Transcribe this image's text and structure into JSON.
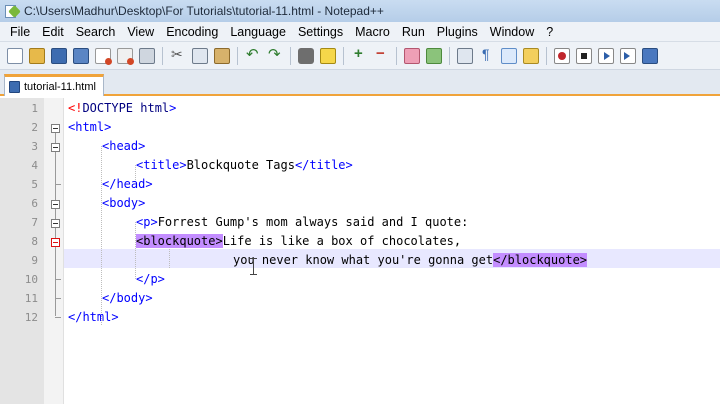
{
  "window": {
    "title": "C:\\Users\\Madhur\\Desktop\\For Tutorials\\tutorial-11.html - Notepad++"
  },
  "menu": [
    "File",
    "Edit",
    "Search",
    "View",
    "Encoding",
    "Language",
    "Settings",
    "Macro",
    "Run",
    "Plugins",
    "Window",
    "?"
  ],
  "toolbar_icons": [
    "new-file-icon",
    "open-file-icon",
    "save-icon",
    "save-all-icon",
    "close-icon",
    "close-all-icon",
    "print-icon",
    "cut-icon",
    "copy-icon",
    "paste-icon",
    "undo-icon",
    "redo-icon",
    "find-icon",
    "replace-icon",
    "zoom-in-icon",
    "zoom-out-icon",
    "sync-vertical-icon",
    "sync-horizontal-icon",
    "word-wrap-icon",
    "show-all-chars-icon",
    "indent-guide-icon",
    "user-defined-language-icon",
    "record-macro-icon",
    "stop-macro-icon",
    "play-macro-icon",
    "play-macro-multiple-icon",
    "save-macro-icon"
  ],
  "tabs": [
    {
      "label": "tutorial-11.html",
      "active": true
    }
  ],
  "editor": {
    "line_numbers": [
      "1",
      "2",
      "3",
      "4",
      "5",
      "6",
      "7",
      "8",
      "9",
      "10",
      "11",
      "12"
    ],
    "current_line": "9",
    "lines": {
      "l1": {
        "open": "<!",
        "doctype": "DOCTYPE html",
        "close": ">"
      },
      "l2": {
        "tag": "<html>"
      },
      "l3": {
        "tag": "<head>"
      },
      "l4": {
        "open": "<title>",
        "text": "Blockquote Tags",
        "close": "</title>"
      },
      "l5": {
        "tag": "</head>"
      },
      "l6": {
        "tag": "<body>"
      },
      "l7": {
        "open": "<p>",
        "text": "Forrest Gump's mom always said and I quote:"
      },
      "l8": {
        "open": "<blockquote>",
        "text": "Life is like a box of chocolates,"
      },
      "l9": {
        "text": "you never know what you're gonna get",
        "close": "</blockquote>"
      },
      "l10": {
        "tag": "</p>"
      },
      "l11": {
        "tag": "</body>"
      },
      "l12": {
        "tag": "</html>"
      }
    }
  },
  "colors": {
    "tag": "#0000ff",
    "tag_match_highlight": "#c38dff",
    "current_line": "#e8e8ff",
    "active_tab_accent": "#f0a33a"
  }
}
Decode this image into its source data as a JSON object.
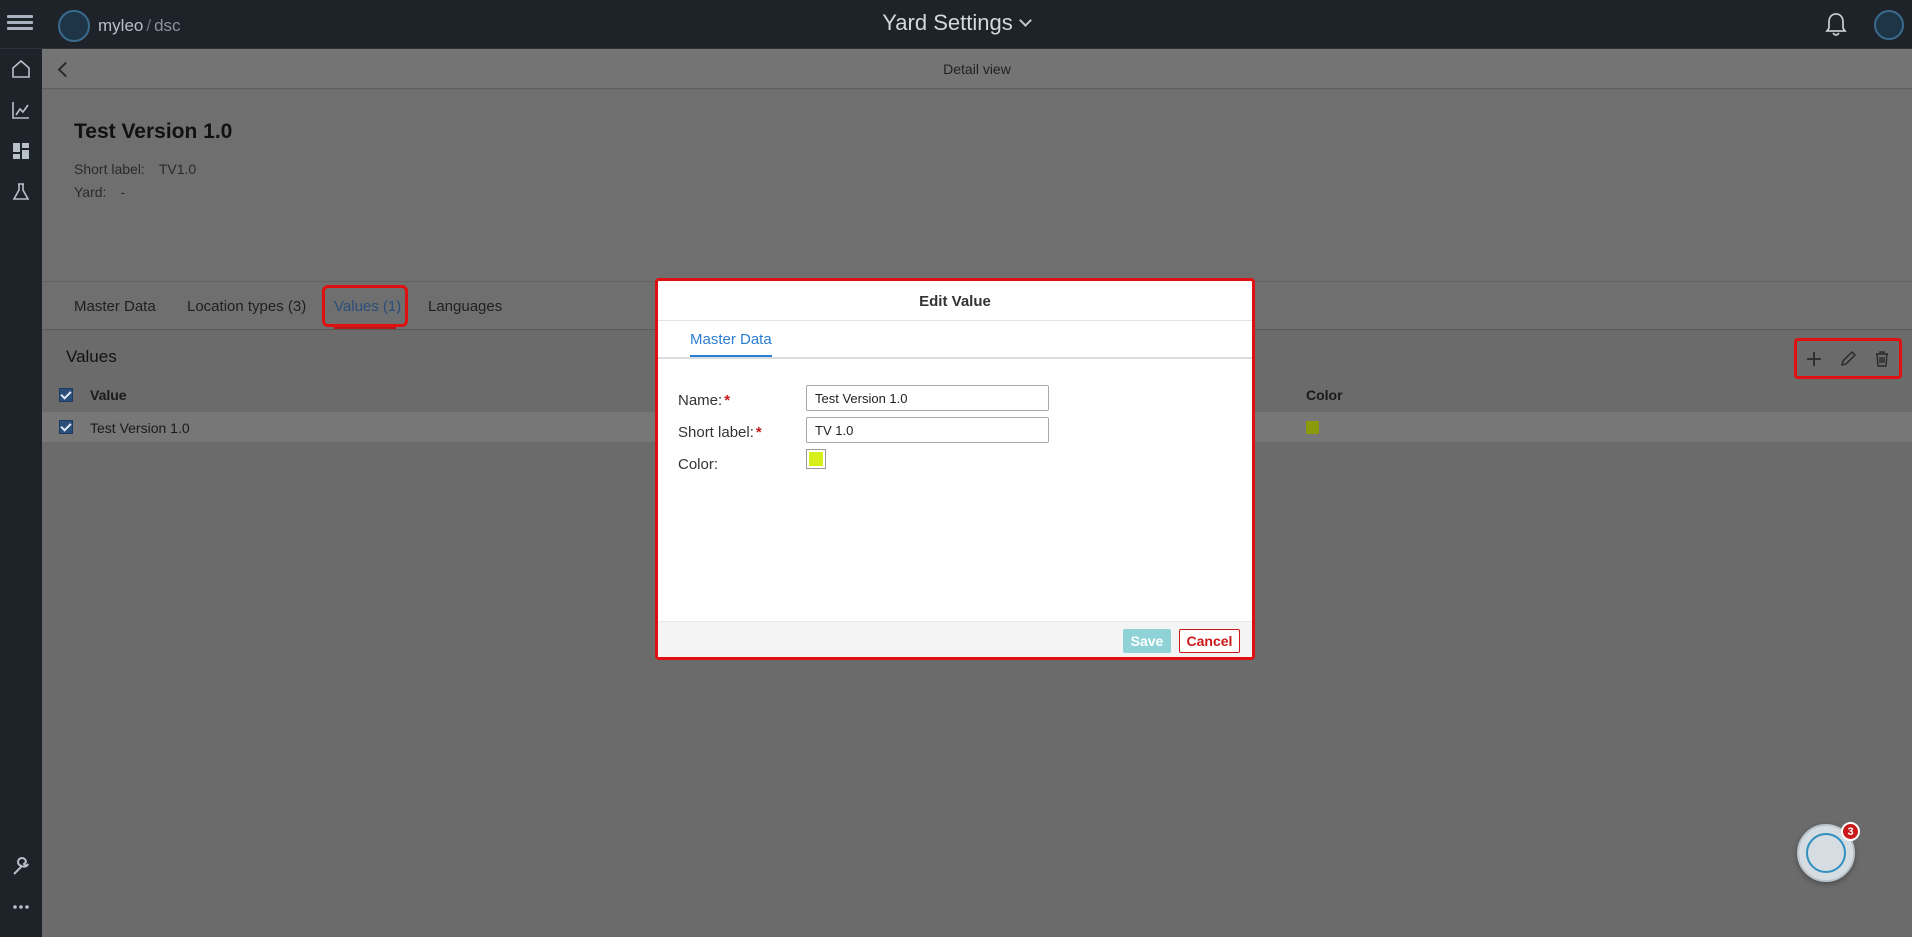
{
  "app": {
    "brand_name": "myleo",
    "brand_separator": "/",
    "brand_suffix": "dsc",
    "title": "Yard Settings",
    "icons": {
      "menu": "hamburger-icon",
      "notifications": "bell-icon",
      "user": "avatar-icon",
      "dropdown": "chevron-down-icon"
    }
  },
  "sidebar": {
    "items": [
      {
        "name": "home",
        "icon": "home-icon"
      },
      {
        "name": "reports",
        "icon": "chart-icon"
      },
      {
        "name": "dashboard",
        "icon": "dashboard-icon"
      },
      {
        "name": "lab",
        "icon": "flask-icon"
      },
      {
        "name": "settings",
        "icon": "wrench-icon"
      },
      {
        "name": "more",
        "icon": "more-dots-icon"
      }
    ]
  },
  "detail": {
    "header_title": "Detail view",
    "record_title": "Test Version 1.0",
    "meta": {
      "short_label_label": "Short label:",
      "short_label_value": "TV1.0",
      "yard_label": "Yard:",
      "yard_value": "-"
    },
    "tabs": [
      {
        "label": "Master Data",
        "active": false
      },
      {
        "label": "Location types (3)",
        "active": false
      },
      {
        "label": "Values (1)",
        "active": true
      },
      {
        "label": "Languages",
        "active": false
      }
    ]
  },
  "values_panel": {
    "title": "Values",
    "toolbar": {
      "add_icon": "plus-icon",
      "edit_icon": "pencil-icon",
      "delete_icon": "trash-icon"
    },
    "columns": [
      "Value",
      "Color"
    ],
    "rows": [
      {
        "value": "Test Version 1.0",
        "color": "#8a9a0a",
        "checked": true
      }
    ]
  },
  "modal": {
    "title": "Edit Value",
    "tab": "Master Data",
    "fields": {
      "name_label": "Name:",
      "name_value": "Test Version 1.0",
      "short_label_label": "Short label:",
      "short_label_value": "TV 1.0",
      "color_label": "Color:",
      "color_value": "#d8f01a",
      "required_mark": "*"
    },
    "save_label": "Save",
    "cancel_label": "Cancel"
  },
  "chat": {
    "badge_count": "3",
    "icon": "assistant-icon"
  },
  "colors": {
    "accent": "#2a7ed2",
    "danger": "#c81a1a",
    "highlight": "#e01010",
    "topbar": "#1e2329"
  }
}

EXERCISE:
Using the material above, return every line exactly as it appears, minus the pictures.

THE RESULT:
Transcribe this image's text and structure into JSON.
{
  "window": {
    "title": "C:\\Users\\Madhur\\Desktop\\For Tutorials\\tutorial-11.html - Notepad++"
  },
  "menu": [
    "File",
    "Edit",
    "Search",
    "View",
    "Encoding",
    "Language",
    "Settings",
    "Macro",
    "Run",
    "Plugins",
    "Window",
    "?"
  ],
  "toolbar_icons": [
    "new-file-icon",
    "open-file-icon",
    "save-icon",
    "save-all-icon",
    "close-icon",
    "close-all-icon",
    "print-icon",
    "cut-icon",
    "copy-icon",
    "paste-icon",
    "undo-icon",
    "redo-icon",
    "find-icon",
    "replace-icon",
    "zoom-in-icon",
    "zoom-out-icon",
    "sync-vertical-icon",
    "sync-horizontal-icon",
    "word-wrap-icon",
    "show-all-chars-icon",
    "indent-guide-icon",
    "user-defined-language-icon",
    "record-macro-icon",
    "stop-macro-icon",
    "play-macro-icon",
    "play-macro-multiple-icon",
    "save-macro-icon"
  ],
  "tabs": [
    {
      "label": "tutorial-11.html",
      "active": true
    }
  ],
  "editor": {
    "line_numbers": [
      "1",
      "2",
      "3",
      "4",
      "5",
      "6",
      "7",
      "8",
      "9",
      "10",
      "11",
      "12"
    ],
    "current_line": "9",
    "lines": {
      "l1": {
        "open": "<!",
        "doctype": "DOCTYPE html",
        "close": ">"
      },
      "l2": {
        "tag": "<html>"
      },
      "l3": {
        "tag": "<head>"
      },
      "l4": {
        "open": "<title>",
        "text": "Blockquote Tags",
        "close": "</title>"
      },
      "l5": {
        "tag": "</head>"
      },
      "l6": {
        "tag": "<body>"
      },
      "l7": {
        "open": "<p>",
        "text": "Forrest Gump's mom always said and I quote:"
      },
      "l8": {
        "open": "<blockquote>",
        "text": "Life is like a box of chocolates,"
      },
      "l9": {
        "text": "you never know what you're gonna get",
        "close": "</blockquote>"
      },
      "l10": {
        "tag": "</p>"
      },
      "l11": {
        "tag": "</body>"
      },
      "l12": {
        "tag": "</html>"
      }
    }
  },
  "colors": {
    "tag": "#0000ff",
    "tag_match_highlight": "#c38dff",
    "current_line": "#e8e8ff",
    "active_tab_accent": "#f0a33a"
  }
}
Decode this image into its source data as a JSON object.
{
  "app": {
    "brand_name": "myleo",
    "brand_separator": "/",
    "brand_suffix": "dsc",
    "title": "Yard Settings",
    "icons": {
      "menu": "hamburger-icon",
      "notifications": "bell-icon",
      "user": "avatar-icon",
      "dropdown": "chevron-down-icon"
    }
  },
  "sidebar": {
    "items": [
      {
        "name": "home",
        "icon": "home-icon"
      },
      {
        "name": "reports",
        "icon": "chart-icon"
      },
      {
        "name": "dashboard",
        "icon": "dashboard-icon"
      },
      {
        "name": "lab",
        "icon": "flask-icon"
      },
      {
        "name": "settings",
        "icon": "wrench-icon"
      },
      {
        "name": "more",
        "icon": "more-dots-icon"
      }
    ]
  },
  "detail": {
    "header_title": "Detail view",
    "record_title": "Test Version 1.0",
    "meta": {
      "short_label_label": "Short label:",
      "short_label_value": "TV1.0",
      "yard_label": "Yard:",
      "yard_value": "-"
    },
    "tabs": [
      {
        "label": "Master Data",
        "active": false
      },
      {
        "label": "Location types (3)",
        "active": false
      },
      {
        "label": "Values (1)",
        "active": true
      },
      {
        "label": "Languages",
        "active": false
      }
    ]
  },
  "values_panel": {
    "title": "Values",
    "toolbar": {
      "add_icon": "plus-icon",
      "edit_icon": "pencil-icon",
      "delete_icon": "trash-icon"
    },
    "columns": [
      "Value",
      "Color"
    ],
    "rows": [
      {
        "value": "Test Version 1.0",
        "color": "#8a9a0a",
        "checked": true
      }
    ]
  },
  "modal": {
    "title": "Edit Value",
    "tab": "Master Data",
    "fields": {
      "name_label": "Name:",
      "name_value": "Test Version 1.0",
      "short_label_label": "Short label:",
      "short_label_value": "TV 1.0",
      "color_label": "Color:",
      "color_value": "#d8f01a",
      "required_mark": "*"
    },
    "save_label": "Save",
    "cancel_label": "Cancel"
  },
  "chat": {
    "badge_count": "3",
    "icon": "assistant-icon"
  },
  "colors": {
    "accent": "#2a7ed2",
    "danger": "#c81a1a",
    "highlight": "#e01010",
    "topbar": "#1e2329"
  }
}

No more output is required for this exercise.